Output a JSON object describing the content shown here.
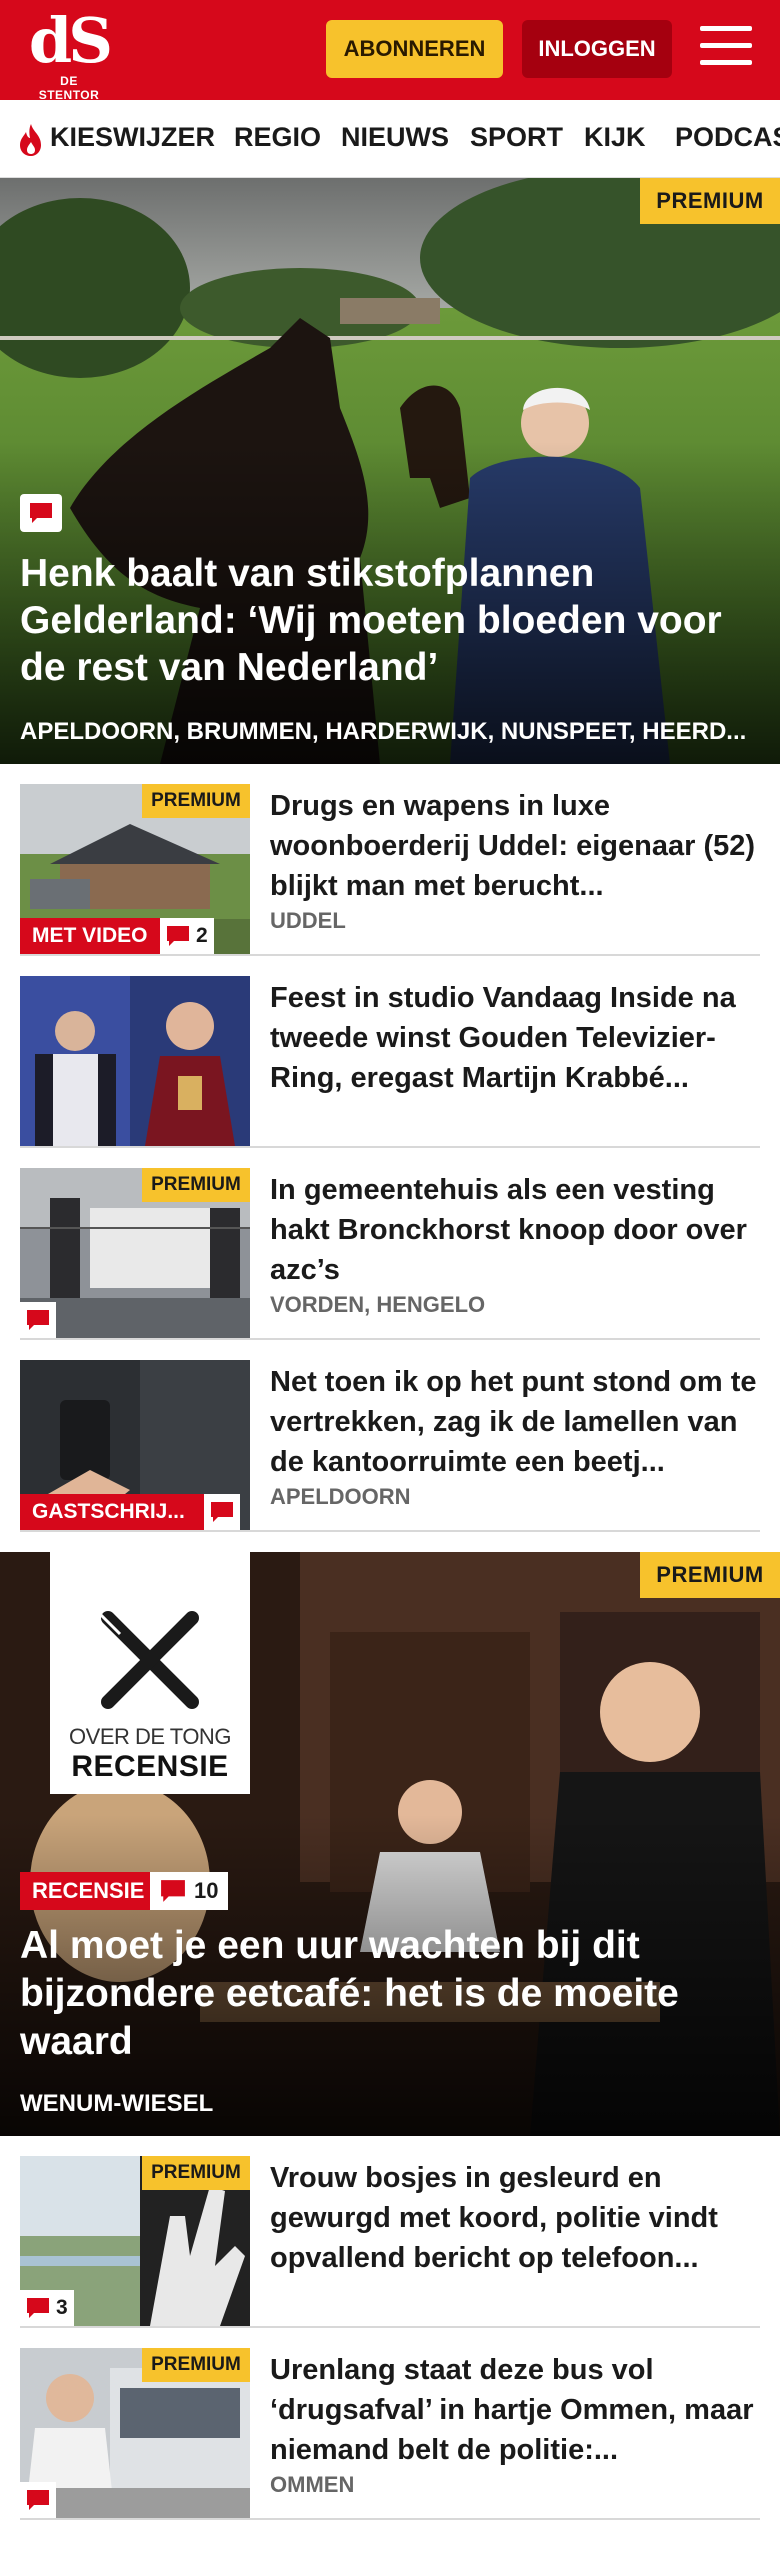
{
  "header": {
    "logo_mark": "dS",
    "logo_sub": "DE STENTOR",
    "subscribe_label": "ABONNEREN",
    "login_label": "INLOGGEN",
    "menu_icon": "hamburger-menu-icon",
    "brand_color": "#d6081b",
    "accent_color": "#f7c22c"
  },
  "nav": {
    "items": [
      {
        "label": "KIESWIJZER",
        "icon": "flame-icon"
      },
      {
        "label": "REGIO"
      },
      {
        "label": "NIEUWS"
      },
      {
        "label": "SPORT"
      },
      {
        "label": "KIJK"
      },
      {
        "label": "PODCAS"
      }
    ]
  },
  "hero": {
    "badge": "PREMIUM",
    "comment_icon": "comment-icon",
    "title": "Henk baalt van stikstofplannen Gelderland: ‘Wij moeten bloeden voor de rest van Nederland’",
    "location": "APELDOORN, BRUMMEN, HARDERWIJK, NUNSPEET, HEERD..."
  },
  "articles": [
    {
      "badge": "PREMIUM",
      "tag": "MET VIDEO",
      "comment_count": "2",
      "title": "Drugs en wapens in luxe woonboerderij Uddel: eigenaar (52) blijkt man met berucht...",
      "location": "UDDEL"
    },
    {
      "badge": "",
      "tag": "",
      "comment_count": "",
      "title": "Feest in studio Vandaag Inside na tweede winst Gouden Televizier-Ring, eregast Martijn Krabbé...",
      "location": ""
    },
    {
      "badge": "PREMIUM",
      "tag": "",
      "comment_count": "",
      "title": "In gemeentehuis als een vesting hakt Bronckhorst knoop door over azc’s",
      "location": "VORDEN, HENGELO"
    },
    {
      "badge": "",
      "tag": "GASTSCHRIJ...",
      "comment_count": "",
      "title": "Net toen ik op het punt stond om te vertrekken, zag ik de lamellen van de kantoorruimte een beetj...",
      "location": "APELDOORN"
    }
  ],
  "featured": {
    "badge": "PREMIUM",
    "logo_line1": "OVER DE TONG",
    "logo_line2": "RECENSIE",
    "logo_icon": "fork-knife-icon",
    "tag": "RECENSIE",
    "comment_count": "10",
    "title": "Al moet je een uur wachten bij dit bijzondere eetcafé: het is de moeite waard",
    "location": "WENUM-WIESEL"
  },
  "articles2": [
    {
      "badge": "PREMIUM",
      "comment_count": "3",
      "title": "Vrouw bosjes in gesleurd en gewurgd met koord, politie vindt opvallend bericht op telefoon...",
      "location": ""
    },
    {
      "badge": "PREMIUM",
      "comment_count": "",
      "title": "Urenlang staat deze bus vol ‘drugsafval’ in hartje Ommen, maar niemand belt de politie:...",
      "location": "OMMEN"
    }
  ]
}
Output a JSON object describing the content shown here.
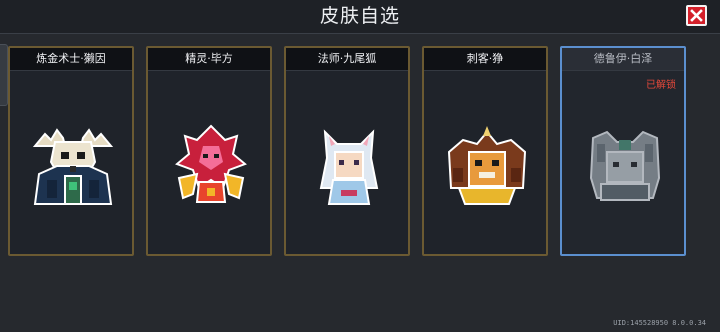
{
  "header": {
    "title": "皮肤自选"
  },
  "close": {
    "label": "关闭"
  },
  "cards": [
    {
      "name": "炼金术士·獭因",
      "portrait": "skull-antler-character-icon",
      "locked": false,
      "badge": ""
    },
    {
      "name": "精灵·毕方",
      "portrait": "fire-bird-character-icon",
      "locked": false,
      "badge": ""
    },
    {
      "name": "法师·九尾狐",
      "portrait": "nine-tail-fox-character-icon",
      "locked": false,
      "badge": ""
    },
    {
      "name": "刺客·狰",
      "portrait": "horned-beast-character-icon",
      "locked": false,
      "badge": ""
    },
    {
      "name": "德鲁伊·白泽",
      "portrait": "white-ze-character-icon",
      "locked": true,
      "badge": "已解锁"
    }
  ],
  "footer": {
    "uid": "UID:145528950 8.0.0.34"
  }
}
********
#### [Task directions]
Transcribe every entry word for word, but skip the pictures.

#### [Answer for this exercise]
Output a JSON object describing the content shown here.
{
  "header": {
    "logo_mark": "dS",
    "logo_sub": "DE STENTOR",
    "subscribe_label": "ABONNEREN",
    "login_label": "INLOGGEN",
    "menu_icon": "hamburger-menu-icon",
    "brand_color": "#d6081b",
    "accent_color": "#f7c22c"
  },
  "nav": {
    "items": [
      {
        "label": "KIESWIJZER",
        "icon": "flame-icon"
      },
      {
        "label": "REGIO"
      },
      {
        "label": "NIEUWS"
      },
      {
        "label": "SPORT"
      },
      {
        "label": "KIJK"
      },
      {
        "label": "PODCAS"
      }
    ]
  },
  "hero": {
    "badge": "PREMIUM",
    "comment_icon": "comment-icon",
    "title": "Henk baalt van stikstofplannen Gelderland: ‘Wij moeten bloeden voor de rest van Nederland’",
    "location": "APELDOORN, BRUMMEN, HARDERWIJK, NUNSPEET, HEERD..."
  },
  "articles": [
    {
      "badge": "PREMIUM",
      "tag": "MET VIDEO",
      "comment_count": "2",
      "title": "Drugs en wapens in luxe woonboerderij Uddel: eigenaar (52) blijkt man met berucht...",
      "location": "UDDEL"
    },
    {
      "badge": "",
      "tag": "",
      "comment_count": "",
      "title": "Feest in studio Vandaag Inside na tweede winst Gouden Televizier-Ring, eregast Martijn Krabbé...",
      "location": ""
    },
    {
      "badge": "PREMIUM",
      "tag": "",
      "comment_count": "",
      "title": "In gemeentehuis als een vesting hakt Bronckhorst knoop door over azc’s",
      "location": "VORDEN, HENGELO"
    },
    {
      "badge": "",
      "tag": "GASTSCHRIJ...",
      "comment_count": "",
      "title": "Net toen ik op het punt stond om te vertrekken, zag ik de lamellen van de kantoorruimte een beetj...",
      "location": "APELDOORN"
    }
  ],
  "featured": {
    "badge": "PREMIUM",
    "logo_line1": "OVER DE TONG",
    "logo_line2": "RECENSIE",
    "logo_icon": "fork-knife-icon",
    "tag": "RECENSIE",
    "comment_count": "10",
    "title": "Al moet je een uur wachten bij dit bijzondere eetcafé: het is de moeite waard",
    "location": "WENUM-WIESEL"
  },
  "articles2": [
    {
      "badge": "PREMIUM",
      "comment_count": "3",
      "title": "Vrouw bosjes in gesleurd en gewurgd met koord, politie vindt opvallend bericht op telefoon...",
      "location": ""
    },
    {
      "badge": "PREMIUM",
      "comment_count": "",
      "title": "Urenlang staat deze bus vol ‘drugsafval’ in hartje Ommen, maar niemand belt de politie:...",
      "location": "OMMEN"
    }
  ]
}
Output a JSON object describing the content shown here.
{
  "header": {
    "title": "皮肤自选"
  },
  "close": {
    "label": "关闭"
  },
  "cards": [
    {
      "name": "炼金术士·獭因",
      "portrait": "skull-antler-character-icon",
      "locked": false,
      "badge": ""
    },
    {
      "name": "精灵·毕方",
      "portrait": "fire-bird-character-icon",
      "locked": false,
      "badge": ""
    },
    {
      "name": "法师·九尾狐",
      "portrait": "nine-tail-fox-character-icon",
      "locked": false,
      "badge": ""
    },
    {
      "name": "刺客·狰",
      "portrait": "horned-beast-character-icon",
      "locked": false,
      "badge": ""
    },
    {
      "name": "德鲁伊·白泽",
      "portrait": "white-ze-character-icon",
      "locked": true,
      "badge": "已解锁"
    }
  ],
  "footer": {
    "uid": "UID:145528950 8.0.0.34"
  }
}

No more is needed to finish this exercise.